Substitute "Extending" for "Renewing" throughout the records below, and give them again with everything else left unchanged.

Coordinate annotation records
(begin)
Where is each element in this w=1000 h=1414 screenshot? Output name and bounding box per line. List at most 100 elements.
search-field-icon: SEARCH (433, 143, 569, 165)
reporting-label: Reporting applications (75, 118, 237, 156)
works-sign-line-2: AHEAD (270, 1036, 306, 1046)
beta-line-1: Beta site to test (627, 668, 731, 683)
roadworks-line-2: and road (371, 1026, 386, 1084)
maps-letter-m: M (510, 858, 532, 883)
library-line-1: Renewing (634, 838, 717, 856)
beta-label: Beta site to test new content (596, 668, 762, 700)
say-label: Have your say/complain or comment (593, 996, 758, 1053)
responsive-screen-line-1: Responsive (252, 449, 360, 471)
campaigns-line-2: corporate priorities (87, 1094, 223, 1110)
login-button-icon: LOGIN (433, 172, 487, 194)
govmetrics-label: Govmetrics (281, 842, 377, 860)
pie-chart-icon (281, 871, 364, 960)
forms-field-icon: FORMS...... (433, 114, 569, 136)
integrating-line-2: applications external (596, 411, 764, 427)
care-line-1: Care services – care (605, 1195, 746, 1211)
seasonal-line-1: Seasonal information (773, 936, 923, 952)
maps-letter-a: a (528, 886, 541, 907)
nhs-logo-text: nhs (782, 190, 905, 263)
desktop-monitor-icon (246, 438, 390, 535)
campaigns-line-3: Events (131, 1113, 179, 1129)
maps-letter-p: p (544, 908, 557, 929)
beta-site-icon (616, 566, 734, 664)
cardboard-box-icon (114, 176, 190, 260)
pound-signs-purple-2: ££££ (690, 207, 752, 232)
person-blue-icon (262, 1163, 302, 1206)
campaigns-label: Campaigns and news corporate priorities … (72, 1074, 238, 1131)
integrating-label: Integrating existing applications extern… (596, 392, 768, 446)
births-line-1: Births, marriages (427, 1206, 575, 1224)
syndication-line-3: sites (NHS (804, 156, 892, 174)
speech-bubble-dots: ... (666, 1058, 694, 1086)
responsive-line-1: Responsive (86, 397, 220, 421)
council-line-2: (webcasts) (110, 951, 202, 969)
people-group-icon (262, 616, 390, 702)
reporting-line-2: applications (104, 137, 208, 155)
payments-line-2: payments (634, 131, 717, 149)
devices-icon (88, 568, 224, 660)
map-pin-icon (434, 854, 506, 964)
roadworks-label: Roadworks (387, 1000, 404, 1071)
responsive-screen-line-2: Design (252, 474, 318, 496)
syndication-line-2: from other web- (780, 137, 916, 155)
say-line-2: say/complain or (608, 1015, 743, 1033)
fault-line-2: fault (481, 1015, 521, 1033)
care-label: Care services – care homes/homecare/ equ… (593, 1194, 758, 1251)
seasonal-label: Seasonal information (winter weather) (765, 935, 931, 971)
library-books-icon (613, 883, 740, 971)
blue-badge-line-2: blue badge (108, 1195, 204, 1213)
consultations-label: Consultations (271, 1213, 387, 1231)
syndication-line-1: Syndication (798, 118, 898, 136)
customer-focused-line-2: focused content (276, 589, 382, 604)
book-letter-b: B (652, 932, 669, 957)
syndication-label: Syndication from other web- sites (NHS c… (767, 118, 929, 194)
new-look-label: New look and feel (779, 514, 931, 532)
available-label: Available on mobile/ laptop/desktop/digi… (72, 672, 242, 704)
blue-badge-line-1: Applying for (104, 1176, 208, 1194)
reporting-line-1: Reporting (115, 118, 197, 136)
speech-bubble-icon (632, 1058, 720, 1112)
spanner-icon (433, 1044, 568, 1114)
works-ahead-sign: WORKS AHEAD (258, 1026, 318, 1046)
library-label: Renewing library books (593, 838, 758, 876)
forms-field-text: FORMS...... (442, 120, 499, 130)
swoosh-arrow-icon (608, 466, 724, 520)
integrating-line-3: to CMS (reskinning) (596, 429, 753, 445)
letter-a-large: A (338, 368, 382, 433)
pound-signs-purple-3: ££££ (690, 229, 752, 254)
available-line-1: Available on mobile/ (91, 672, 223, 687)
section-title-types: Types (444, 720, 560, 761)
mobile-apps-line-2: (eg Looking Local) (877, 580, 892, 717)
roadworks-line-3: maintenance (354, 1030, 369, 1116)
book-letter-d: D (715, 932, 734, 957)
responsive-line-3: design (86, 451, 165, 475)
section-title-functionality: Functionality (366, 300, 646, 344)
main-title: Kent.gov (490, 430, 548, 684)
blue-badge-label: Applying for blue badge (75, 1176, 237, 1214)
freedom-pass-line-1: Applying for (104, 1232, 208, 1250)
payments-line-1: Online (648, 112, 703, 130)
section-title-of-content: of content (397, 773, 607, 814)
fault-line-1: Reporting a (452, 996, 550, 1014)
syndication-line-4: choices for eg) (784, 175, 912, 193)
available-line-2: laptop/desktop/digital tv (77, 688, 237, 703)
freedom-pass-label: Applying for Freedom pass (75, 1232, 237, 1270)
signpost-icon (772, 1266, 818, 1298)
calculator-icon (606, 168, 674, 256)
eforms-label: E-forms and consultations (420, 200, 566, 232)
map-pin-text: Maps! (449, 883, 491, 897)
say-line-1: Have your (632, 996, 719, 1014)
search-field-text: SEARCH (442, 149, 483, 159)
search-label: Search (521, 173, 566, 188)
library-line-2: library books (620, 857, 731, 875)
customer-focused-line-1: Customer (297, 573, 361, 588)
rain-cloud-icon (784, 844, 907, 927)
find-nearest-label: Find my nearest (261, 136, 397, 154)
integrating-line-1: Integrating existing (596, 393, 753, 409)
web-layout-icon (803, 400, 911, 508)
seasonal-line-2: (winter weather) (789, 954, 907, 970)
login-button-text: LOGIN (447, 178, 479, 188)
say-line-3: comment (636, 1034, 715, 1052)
(end)
RESULT OF THE EXERCISE:
Where is each element in this w=1000 h=1414 screenshot? Output name and bounding box per line. List at most 100 elements.
search-field-icon: SEARCH (433, 143, 569, 165)
reporting-label: Reporting applications (75, 118, 237, 156)
works-sign-line-2: AHEAD (270, 1036, 306, 1046)
beta-line-1: Beta site to test (627, 668, 731, 683)
roadworks-line-2: and road (371, 1026, 386, 1084)
maps-letter-m: M (510, 858, 532, 883)
library-line-1: Extending (634, 838, 717, 856)
beta-label: Beta site to test new content (596, 668, 762, 700)
say-label: Have your say/complain or comment (593, 996, 758, 1053)
responsive-screen-line-1: Responsive (252, 449, 360, 471)
campaigns-line-2: corporate priorities (87, 1094, 223, 1110)
login-button-icon: LOGIN (433, 172, 487, 194)
govmetrics-label: Govmetrics (281, 842, 377, 860)
pie-chart-icon (281, 871, 364, 960)
forms-field-icon: FORMS...... (433, 114, 569, 136)
integrating-line-2: applications external (596, 411, 764, 427)
care-line-1: Care services – care (605, 1195, 746, 1211)
seasonal-line-1: Seasonal information (773, 936, 923, 952)
maps-letter-a: a (528, 886, 541, 907)
nhs-logo-text: nhs (782, 190, 905, 263)
desktop-monitor-icon (246, 438, 390, 535)
campaigns-line-3: Events (131, 1113, 179, 1129)
maps-letter-p: p (544, 908, 557, 929)
beta-site-icon (616, 566, 734, 664)
cardboard-box-icon (114, 176, 190, 260)
pound-signs-purple-2: ££££ (690, 207, 752, 232)
person-blue-icon (262, 1163, 302, 1206)
campaigns-label: Campaigns and news corporate priorities … (72, 1074, 238, 1131)
integrating-label: Integrating existing applications extern… (596, 392, 768, 446)
births-line-1: Births, marriages (427, 1206, 575, 1224)
syndication-line-3: sites (NHS (804, 156, 892, 174)
speech-bubble-dots: ... (666, 1058, 694, 1086)
responsive-line-1: Responsive (86, 397, 220, 421)
council-line-2: (webcasts) (110, 951, 202, 969)
people-group-icon (262, 616, 390, 702)
reporting-line-2: applications (104, 137, 208, 155)
payments-line-2: payments (634, 131, 717, 149)
devices-icon (88, 568, 224, 660)
map-pin-icon (434, 854, 506, 964)
roadworks-label: Roadworks (387, 1000, 404, 1071)
responsive-screen-line-2: Design (252, 474, 318, 496)
syndication-line-2: from other web- (780, 137, 916, 155)
say-line-2: say/complain or (608, 1015, 743, 1033)
fault-line-2: fault (481, 1015, 521, 1033)
care-label: Care services – care homes/homecare/ equ… (593, 1194, 758, 1251)
seasonal-label: Seasonal information (winter weather) (765, 935, 931, 971)
library-books-icon (613, 883, 740, 971)
blue-badge-line-2: blue badge (108, 1195, 204, 1213)
consultations-label: Consultations (271, 1213, 387, 1231)
syndication-line-1: Syndication (798, 118, 898, 136)
customer-focused-line-2: focused content (276, 589, 382, 604)
book-letter-b: B (652, 932, 669, 957)
syndication-label: Syndication from other web- sites (NHS c… (767, 118, 929, 194)
new-look-label: New look and feel (779, 514, 931, 532)
available-label: Available on mobile/ laptop/desktop/digi… (72, 672, 242, 704)
blue-badge-line-1: Applying for (104, 1176, 208, 1194)
reporting-line-1: Reporting (115, 118, 197, 136)
speech-bubble-icon (632, 1058, 720, 1112)
spanner-icon (433, 1044, 568, 1114)
works-ahead-sign: WORKS AHEAD (258, 1026, 318, 1046)
library-label: Extending library books (593, 838, 758, 876)
forms-field-text: FORMS...... (442, 120, 499, 130)
swoosh-arrow-icon (608, 466, 724, 520)
integrating-line-3: to CMS (reskinning) (596, 429, 753, 445)
letter-a-large: A (338, 368, 382, 433)
pound-signs-purple-3: ££££ (690, 229, 752, 254)
available-line-1: Available on mobile/ (91, 672, 223, 687)
section-title-types: Types (444, 720, 560, 761)
mobile-apps-line-2: (eg Looking Local) (877, 580, 892, 717)
roadworks-line-3: maintenance (354, 1030, 369, 1116)
book-letter-d: D (715, 932, 734, 957)
responsive-line-3: design (86, 451, 165, 475)
section-title-functionality: Functionality (366, 300, 646, 344)
main-title: Kent.gov (490, 430, 548, 684)
blue-badge-label: Applying for blue badge (75, 1176, 237, 1214)
freedom-pass-line-1: Applying for (104, 1232, 208, 1250)
payments-line-1: Online (648, 112, 703, 130)
section-title-of-content: of content (397, 773, 607, 814)
fault-line-1: Reporting a (452, 996, 550, 1014)
syndication-line-4: choices for eg) (784, 175, 912, 193)
available-line-2: laptop/desktop/digital tv (77, 688, 237, 703)
freedom-pass-label: Applying for Freedom pass (75, 1232, 237, 1270)
signpost-icon (772, 1266, 818, 1298)
calculator-icon (606, 168, 674, 256)
eforms-label: E-forms and consultations (420, 200, 566, 232)
map-pin-text: Maps! (449, 883, 491, 897)
say-line-1: Have your (632, 996, 719, 1014)
search-field-text: SEARCH (442, 149, 483, 159)
search-label: Search (521, 173, 566, 188)
library-line-2: library books (620, 857, 731, 875)
customer-focused-line-1: Customer (297, 573, 361, 588)
rain-cloud-icon (784, 844, 907, 927)
find-nearest-label: Find my nearest (261, 136, 397, 154)
integrating-line-1: Integrating existing (596, 393, 753, 409)
web-layout-icon (803, 400, 911, 508)
seasonal-line-2: (winter weather) (789, 954, 907, 970)
login-button-text: LOGIN (447, 178, 479, 188)
say-line-3: comment (636, 1034, 715, 1052)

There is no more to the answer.